## [PROBLEM STATEMENT]
Report all lines holding "title".
::: RECORDS FOR THE EXERCISE :::
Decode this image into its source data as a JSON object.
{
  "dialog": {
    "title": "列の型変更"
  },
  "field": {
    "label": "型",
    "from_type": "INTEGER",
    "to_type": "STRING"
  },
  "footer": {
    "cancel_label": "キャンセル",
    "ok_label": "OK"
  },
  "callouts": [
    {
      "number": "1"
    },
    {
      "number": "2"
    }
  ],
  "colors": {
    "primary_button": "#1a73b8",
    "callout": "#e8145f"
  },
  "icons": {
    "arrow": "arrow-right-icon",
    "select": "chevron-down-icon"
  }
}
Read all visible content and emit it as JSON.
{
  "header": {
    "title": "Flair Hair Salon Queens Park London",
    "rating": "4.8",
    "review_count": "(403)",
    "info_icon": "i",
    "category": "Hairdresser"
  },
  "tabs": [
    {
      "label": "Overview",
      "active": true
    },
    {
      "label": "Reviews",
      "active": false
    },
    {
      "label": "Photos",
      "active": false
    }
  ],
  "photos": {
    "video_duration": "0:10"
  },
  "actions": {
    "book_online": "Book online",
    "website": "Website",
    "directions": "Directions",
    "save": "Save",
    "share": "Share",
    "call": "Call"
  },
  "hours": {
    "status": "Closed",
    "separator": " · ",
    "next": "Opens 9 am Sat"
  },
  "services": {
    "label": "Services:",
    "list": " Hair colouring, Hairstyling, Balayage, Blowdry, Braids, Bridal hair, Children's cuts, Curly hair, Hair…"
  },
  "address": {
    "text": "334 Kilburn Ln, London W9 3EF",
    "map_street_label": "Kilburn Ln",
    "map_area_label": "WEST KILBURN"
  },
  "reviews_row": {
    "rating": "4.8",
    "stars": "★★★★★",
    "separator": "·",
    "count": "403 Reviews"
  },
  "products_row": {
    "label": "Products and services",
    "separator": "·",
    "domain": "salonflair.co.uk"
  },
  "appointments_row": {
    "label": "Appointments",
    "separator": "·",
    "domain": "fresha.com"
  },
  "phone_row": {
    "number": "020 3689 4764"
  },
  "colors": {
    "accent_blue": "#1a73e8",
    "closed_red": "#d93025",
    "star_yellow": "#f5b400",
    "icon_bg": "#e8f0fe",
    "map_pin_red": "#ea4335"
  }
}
:::
## [THE OUTPUT]
    "title": "列の型変更"
    "title": "Flair Hair Salon Queens Park London",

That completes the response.